### Work to do
What follows is a set of records, each of which is to be written out exactly.

### Materials provided
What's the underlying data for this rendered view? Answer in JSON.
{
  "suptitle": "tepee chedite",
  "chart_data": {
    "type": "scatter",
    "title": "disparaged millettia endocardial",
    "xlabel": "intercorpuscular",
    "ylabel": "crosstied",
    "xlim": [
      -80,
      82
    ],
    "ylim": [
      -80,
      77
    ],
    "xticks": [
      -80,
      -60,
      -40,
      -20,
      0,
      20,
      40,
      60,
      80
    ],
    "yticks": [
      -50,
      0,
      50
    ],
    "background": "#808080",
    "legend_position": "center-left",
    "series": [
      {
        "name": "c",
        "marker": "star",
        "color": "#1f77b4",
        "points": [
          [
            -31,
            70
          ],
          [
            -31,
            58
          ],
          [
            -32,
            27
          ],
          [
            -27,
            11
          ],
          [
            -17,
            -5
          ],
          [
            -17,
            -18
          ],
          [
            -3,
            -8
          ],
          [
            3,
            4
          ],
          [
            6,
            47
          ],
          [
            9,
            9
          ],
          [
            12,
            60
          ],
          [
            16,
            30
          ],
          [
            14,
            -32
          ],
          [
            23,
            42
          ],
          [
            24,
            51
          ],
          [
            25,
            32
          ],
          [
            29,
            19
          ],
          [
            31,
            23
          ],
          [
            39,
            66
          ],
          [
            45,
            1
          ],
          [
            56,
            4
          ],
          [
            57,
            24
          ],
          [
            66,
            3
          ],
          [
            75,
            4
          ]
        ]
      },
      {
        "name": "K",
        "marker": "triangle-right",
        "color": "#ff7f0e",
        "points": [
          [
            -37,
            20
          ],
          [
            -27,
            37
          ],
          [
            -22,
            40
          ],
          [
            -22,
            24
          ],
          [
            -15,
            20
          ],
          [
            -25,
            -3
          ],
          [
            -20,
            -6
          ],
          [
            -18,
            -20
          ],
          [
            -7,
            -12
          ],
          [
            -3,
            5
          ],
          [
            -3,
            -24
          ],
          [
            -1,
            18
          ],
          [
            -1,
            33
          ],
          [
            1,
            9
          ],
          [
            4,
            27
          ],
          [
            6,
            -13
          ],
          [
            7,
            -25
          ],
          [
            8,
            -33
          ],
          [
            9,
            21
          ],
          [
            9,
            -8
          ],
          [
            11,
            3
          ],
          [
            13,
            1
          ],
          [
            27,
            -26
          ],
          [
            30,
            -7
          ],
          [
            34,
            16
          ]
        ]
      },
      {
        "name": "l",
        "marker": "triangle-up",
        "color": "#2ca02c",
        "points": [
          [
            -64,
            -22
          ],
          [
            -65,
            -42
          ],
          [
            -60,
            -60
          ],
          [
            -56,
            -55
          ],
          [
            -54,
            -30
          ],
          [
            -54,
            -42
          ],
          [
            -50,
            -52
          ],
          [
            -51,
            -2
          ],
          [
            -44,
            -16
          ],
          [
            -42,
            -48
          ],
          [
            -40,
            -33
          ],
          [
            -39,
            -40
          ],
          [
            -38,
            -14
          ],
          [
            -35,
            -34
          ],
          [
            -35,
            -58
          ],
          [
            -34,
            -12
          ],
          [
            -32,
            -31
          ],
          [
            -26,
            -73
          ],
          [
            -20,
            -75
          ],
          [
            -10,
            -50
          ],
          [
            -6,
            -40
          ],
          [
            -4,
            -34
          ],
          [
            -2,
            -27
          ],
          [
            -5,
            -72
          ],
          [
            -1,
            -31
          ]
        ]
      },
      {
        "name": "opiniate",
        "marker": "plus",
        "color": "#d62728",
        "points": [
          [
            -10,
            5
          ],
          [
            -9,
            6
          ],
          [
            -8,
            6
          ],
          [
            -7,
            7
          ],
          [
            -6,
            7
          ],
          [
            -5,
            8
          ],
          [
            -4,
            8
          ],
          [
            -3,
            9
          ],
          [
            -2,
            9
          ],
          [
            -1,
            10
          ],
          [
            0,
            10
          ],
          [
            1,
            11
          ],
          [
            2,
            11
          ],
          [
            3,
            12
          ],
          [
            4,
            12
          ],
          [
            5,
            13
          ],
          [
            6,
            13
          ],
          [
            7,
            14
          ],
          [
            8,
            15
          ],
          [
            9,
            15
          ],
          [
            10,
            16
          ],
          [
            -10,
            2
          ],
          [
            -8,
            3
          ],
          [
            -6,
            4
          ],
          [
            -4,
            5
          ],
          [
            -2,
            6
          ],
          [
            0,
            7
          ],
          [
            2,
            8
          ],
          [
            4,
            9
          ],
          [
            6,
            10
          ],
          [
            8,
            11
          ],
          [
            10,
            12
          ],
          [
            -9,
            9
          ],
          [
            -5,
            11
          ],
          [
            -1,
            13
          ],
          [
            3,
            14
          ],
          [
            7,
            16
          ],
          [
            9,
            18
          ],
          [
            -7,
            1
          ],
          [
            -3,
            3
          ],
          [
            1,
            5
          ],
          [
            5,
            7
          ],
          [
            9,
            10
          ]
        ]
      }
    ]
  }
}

### Task result
What's the underlying data for this rendered view? Answer in JSON.
{
  "suptitle": "tepee chedite",
  "chart_data": {
    "type": "scatter",
    "title": "disparaged millettia endocardial",
    "xlabel": "intercorpuscular",
    "ylabel": "crosstied",
    "xlim": [
      -80,
      82
    ],
    "ylim": [
      -80,
      77
    ],
    "xticks": [
      -80,
      -60,
      -40,
      -20,
      0,
      20,
      40,
      60,
      80
    ],
    "yticks": [
      -50,
      0,
      50
    ],
    "background": "#808080",
    "legend_position": "center-left",
    "series": [
      {
        "name": "c",
        "marker": "star",
        "color": "#1f77b4",
        "points": [
          [
            -31,
            70
          ],
          [
            -31,
            58
          ],
          [
            -32,
            27
          ],
          [
            -27,
            11
          ],
          [
            -17,
            -5
          ],
          [
            -17,
            -18
          ],
          [
            -3,
            -8
          ],
          [
            3,
            4
          ],
          [
            6,
            47
          ],
          [
            9,
            9
          ],
          [
            12,
            60
          ],
          [
            16,
            30
          ],
          [
            14,
            -32
          ],
          [
            23,
            42
          ],
          [
            24,
            51
          ],
          [
            25,
            32
          ],
          [
            29,
            19
          ],
          [
            31,
            23
          ],
          [
            39,
            66
          ],
          [
            45,
            1
          ],
          [
            56,
            4
          ],
          [
            57,
            24
          ],
          [
            66,
            3
          ],
          [
            75,
            4
          ]
        ]
      },
      {
        "name": "K",
        "marker": "triangle-right",
        "color": "#ff7f0e",
        "points": [
          [
            -37,
            20
          ],
          [
            -27,
            37
          ],
          [
            -22,
            40
          ],
          [
            -22,
            24
          ],
          [
            -15,
            20
          ],
          [
            -25,
            -3
          ],
          [
            -20,
            -6
          ],
          [
            -18,
            -20
          ],
          [
            -7,
            -12
          ],
          [
            -3,
            5
          ],
          [
            -3,
            -24
          ],
          [
            -1,
            18
          ],
          [
            -1,
            33
          ],
          [
            1,
            9
          ],
          [
            4,
            27
          ],
          [
            6,
            -13
          ],
          [
            7,
            -25
          ],
          [
            8,
            -33
          ],
          [
            9,
            21
          ],
          [
            9,
            -8
          ],
          [
            11,
            3
          ],
          [
            13,
            1
          ],
          [
            27,
            -26
          ],
          [
            30,
            -7
          ],
          [
            34,
            16
          ]
        ]
      },
      {
        "name": "l",
        "marker": "triangle-up",
        "color": "#2ca02c",
        "points": [
          [
            -64,
            -22
          ],
          [
            -65,
            -42
          ],
          [
            -60,
            -60
          ],
          [
            -56,
            -55
          ],
          [
            -54,
            -30
          ],
          [
            -54,
            -42
          ],
          [
            -50,
            -52
          ],
          [
            -51,
            -2
          ],
          [
            -44,
            -16
          ],
          [
            -42,
            -48
          ],
          [
            -40,
            -33
          ],
          [
            -39,
            -40
          ],
          [
            -38,
            -14
          ],
          [
            -35,
            -34
          ],
          [
            -35,
            -58
          ],
          [
            -34,
            -12
          ],
          [
            -32,
            -31
          ],
          [
            -26,
            -73
          ],
          [
            -20,
            -75
          ],
          [
            -10,
            -50
          ],
          [
            -6,
            -40
          ],
          [
            -4,
            -34
          ],
          [
            -2,
            -27
          ],
          [
            -5,
            -72
          ],
          [
            -1,
            -31
          ]
        ]
      },
      {
        "name": "opiniate",
        "marker": "plus",
        "color": "#d62728",
        "points": [
          [
            -10,
            5
          ],
          [
            -9,
            6
          ],
          [
            -8,
            6
          ],
          [
            -7,
            7
          ],
          [
            -6,
            7
          ],
          [
            -5,
            8
          ],
          [
            -4,
            8
          ],
          [
            -3,
            9
          ],
          [
            -2,
            9
          ],
          [
            -1,
            10
          ],
          [
            0,
            10
          ],
          [
            1,
            11
          ],
          [
            2,
            11
          ],
          [
            3,
            12
          ],
          [
            4,
            12
          ],
          [
            5,
            13
          ],
          [
            6,
            13
          ],
          [
            7,
            14
          ],
          [
            8,
            15
          ],
          [
            9,
            15
          ],
          [
            10,
            16
          ],
          [
            -10,
            2
          ],
          [
            -8,
            3
          ],
          [
            -6,
            4
          ],
          [
            -4,
            5
          ],
          [
            -2,
            6
          ],
          [
            0,
            7
          ],
          [
            2,
            8
          ],
          [
            4,
            9
          ],
          [
            6,
            10
          ],
          [
            8,
            11
          ],
          [
            10,
            12
          ],
          [
            -9,
            9
          ],
          [
            -5,
            11
          ],
          [
            -1,
            13
          ],
          [
            3,
            14
          ],
          [
            7,
            16
          ],
          [
            9,
            18
          ],
          [
            -7,
            1
          ],
          [
            -3,
            3
          ],
          [
            1,
            5
          ],
          [
            5,
            7
          ],
          [
            9,
            10
          ]
        ]
      }
    ]
  }
}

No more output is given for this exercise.